▶ **WHAT IS ASKED**:
1. In the passage on teaching history, which book did the students read to understand the conditions of slavery?
2. Repeat word for word the part of the passage on teaching history that lies between "Something else that" and "barbarity of slavery?", inclusive.

▶ **DOCUMENT PASSAGE**:
Something else that the online students are missing inside the classroom is the idea of teaching life lessons through history. One of the lessons that I taught involved reading The Narrative of the Life of Frederick Douglass to understand the conditions of slavery. Interestingly enough, many of my students came back with their response papers that specifically said, “If I have to read this again I will not come back to class.” After my fit of frustration, I looked at this as a teaching opportunity and simply asked the class the next day how they were ever going to understand the good if they fail to understand the bad? How could they ever fathom what the Emancipation Proclamation or Civil War meant for this country if they did not understand the ruthlessness and barbarity of slavery?

▶ **ENTRIES SUPPLIED**:
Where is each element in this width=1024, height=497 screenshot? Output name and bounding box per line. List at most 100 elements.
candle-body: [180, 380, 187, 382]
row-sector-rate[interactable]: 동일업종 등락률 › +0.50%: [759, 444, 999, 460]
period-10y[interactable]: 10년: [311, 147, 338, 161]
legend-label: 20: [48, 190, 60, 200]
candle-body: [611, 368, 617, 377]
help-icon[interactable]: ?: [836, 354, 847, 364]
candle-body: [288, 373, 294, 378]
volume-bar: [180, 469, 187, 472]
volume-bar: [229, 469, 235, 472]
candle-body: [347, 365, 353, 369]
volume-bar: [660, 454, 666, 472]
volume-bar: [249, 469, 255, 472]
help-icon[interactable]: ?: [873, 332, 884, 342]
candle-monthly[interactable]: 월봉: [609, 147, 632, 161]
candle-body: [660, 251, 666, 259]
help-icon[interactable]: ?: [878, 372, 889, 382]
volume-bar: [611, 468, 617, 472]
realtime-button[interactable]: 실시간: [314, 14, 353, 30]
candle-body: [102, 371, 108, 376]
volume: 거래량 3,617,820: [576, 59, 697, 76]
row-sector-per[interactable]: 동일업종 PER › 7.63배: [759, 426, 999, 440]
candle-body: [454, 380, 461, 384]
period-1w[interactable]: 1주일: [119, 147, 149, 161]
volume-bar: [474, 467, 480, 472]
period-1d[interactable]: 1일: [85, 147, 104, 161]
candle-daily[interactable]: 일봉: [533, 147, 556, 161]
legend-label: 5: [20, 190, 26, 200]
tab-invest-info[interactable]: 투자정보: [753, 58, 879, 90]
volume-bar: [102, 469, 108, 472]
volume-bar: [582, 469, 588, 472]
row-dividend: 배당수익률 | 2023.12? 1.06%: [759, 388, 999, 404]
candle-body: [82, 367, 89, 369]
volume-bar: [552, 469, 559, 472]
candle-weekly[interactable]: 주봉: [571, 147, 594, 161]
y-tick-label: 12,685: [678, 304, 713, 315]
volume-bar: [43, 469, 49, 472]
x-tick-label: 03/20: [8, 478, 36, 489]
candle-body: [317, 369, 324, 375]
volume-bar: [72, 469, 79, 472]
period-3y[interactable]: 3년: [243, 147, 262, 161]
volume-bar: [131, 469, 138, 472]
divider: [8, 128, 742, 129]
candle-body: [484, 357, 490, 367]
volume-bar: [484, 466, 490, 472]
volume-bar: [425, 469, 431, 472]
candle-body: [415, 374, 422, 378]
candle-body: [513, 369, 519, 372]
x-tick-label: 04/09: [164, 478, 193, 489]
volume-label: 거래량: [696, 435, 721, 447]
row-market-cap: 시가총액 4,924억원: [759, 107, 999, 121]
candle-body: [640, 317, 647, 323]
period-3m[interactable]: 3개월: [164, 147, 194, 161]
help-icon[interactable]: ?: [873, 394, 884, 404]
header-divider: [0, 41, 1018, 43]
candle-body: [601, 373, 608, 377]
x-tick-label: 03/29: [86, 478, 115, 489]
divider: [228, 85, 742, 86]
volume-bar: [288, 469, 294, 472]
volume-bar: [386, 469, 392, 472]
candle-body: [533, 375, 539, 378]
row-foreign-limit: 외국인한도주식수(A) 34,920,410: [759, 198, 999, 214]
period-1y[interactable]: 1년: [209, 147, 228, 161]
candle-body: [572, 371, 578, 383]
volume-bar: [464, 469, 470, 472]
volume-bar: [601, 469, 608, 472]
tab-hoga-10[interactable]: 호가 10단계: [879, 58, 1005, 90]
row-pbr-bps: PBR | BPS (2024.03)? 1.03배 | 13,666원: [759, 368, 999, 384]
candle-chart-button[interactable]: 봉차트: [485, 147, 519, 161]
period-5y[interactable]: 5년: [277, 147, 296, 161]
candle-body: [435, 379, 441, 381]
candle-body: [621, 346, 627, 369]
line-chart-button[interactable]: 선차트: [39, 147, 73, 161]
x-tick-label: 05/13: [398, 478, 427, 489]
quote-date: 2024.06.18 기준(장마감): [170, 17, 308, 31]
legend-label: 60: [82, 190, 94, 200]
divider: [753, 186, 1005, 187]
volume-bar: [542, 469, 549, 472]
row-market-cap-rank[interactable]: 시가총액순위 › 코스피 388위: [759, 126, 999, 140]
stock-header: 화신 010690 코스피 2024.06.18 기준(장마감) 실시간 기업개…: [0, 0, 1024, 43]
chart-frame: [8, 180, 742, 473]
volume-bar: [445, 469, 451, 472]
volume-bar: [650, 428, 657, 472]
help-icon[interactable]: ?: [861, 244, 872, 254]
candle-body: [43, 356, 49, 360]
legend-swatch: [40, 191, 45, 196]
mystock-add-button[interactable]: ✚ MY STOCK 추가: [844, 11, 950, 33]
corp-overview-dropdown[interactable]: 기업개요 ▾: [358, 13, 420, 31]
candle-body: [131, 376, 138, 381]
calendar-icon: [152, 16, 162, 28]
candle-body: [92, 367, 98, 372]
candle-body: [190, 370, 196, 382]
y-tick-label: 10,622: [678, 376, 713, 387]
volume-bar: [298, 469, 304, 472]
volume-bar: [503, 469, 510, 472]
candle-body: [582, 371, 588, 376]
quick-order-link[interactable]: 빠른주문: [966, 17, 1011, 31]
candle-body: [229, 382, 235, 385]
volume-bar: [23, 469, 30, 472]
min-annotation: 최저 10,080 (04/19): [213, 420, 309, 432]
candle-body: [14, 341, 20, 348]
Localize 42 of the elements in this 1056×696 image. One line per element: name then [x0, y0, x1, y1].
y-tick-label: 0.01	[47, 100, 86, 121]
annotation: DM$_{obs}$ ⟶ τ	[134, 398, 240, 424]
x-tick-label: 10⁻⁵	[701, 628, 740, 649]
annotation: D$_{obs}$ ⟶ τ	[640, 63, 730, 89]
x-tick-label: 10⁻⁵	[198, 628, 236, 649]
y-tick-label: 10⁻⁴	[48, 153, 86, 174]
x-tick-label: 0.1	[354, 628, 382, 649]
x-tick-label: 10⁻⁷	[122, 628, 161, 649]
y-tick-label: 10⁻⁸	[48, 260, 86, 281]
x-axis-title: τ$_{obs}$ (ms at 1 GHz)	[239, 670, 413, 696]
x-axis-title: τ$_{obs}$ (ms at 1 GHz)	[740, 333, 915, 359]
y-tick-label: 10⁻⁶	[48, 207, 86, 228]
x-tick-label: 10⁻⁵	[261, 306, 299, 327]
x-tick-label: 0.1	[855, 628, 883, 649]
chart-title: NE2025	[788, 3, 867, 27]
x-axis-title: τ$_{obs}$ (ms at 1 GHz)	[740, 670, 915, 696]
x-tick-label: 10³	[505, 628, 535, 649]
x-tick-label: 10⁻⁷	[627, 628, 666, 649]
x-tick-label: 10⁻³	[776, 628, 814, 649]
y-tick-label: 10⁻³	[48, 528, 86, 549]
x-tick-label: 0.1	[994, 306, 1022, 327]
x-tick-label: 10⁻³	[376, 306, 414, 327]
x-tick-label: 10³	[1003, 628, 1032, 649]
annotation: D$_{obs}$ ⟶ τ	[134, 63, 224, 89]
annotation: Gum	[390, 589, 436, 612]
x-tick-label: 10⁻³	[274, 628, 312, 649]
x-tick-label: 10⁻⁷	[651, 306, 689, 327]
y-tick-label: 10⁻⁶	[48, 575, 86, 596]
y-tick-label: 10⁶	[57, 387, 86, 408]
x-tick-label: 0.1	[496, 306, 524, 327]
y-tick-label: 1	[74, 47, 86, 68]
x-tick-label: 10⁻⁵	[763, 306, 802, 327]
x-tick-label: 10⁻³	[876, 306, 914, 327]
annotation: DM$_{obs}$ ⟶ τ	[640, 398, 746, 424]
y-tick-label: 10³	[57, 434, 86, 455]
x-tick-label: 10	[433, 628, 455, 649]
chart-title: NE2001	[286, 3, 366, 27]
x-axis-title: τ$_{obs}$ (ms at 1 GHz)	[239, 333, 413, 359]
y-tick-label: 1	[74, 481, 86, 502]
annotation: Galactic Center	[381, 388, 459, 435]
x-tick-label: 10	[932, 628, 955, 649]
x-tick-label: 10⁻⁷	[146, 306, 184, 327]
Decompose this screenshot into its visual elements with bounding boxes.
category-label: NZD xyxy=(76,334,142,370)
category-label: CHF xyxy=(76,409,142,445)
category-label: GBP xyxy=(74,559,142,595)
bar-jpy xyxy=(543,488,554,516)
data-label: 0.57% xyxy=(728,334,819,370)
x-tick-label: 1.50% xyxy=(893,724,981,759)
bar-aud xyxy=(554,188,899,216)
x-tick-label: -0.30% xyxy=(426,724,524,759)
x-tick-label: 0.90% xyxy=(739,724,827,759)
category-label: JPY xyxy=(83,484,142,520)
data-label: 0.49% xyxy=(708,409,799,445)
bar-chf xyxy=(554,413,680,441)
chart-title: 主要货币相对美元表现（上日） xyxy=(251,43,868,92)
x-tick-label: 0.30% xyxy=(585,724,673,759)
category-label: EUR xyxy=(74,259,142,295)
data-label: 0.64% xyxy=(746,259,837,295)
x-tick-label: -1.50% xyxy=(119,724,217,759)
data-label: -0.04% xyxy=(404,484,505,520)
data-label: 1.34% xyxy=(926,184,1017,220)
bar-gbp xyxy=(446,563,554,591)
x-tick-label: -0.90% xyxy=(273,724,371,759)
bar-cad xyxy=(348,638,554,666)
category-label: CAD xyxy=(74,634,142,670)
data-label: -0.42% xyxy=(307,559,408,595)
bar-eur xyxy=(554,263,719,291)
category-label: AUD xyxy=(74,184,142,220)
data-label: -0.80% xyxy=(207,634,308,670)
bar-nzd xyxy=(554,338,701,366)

▶ **ANSWERS TO EACH TASK**:
1. The Narrative of the Life of Frederick Douglass

2.
Something else that the online students are missing inside the classroom is the idea of teaching life lessons through history. One of the lessons that I taught involved reading The Narrative of the Life of Frederick Douglass to understand the conditions of slavery. Interestingly enough, many of my students came back with their response papers that specifically said, “If I have to read this again I will not come back to class.” After my fit of frustration, I looked at this as a teaching opportunity and simply asked the class the next day how they were ever going to understand the good if they fail to understand the bad? How could they ever fathom what the Emancipation Proclamation or Civil War meant for this country if they did not understand the ruthlessness and barbarity of slavery?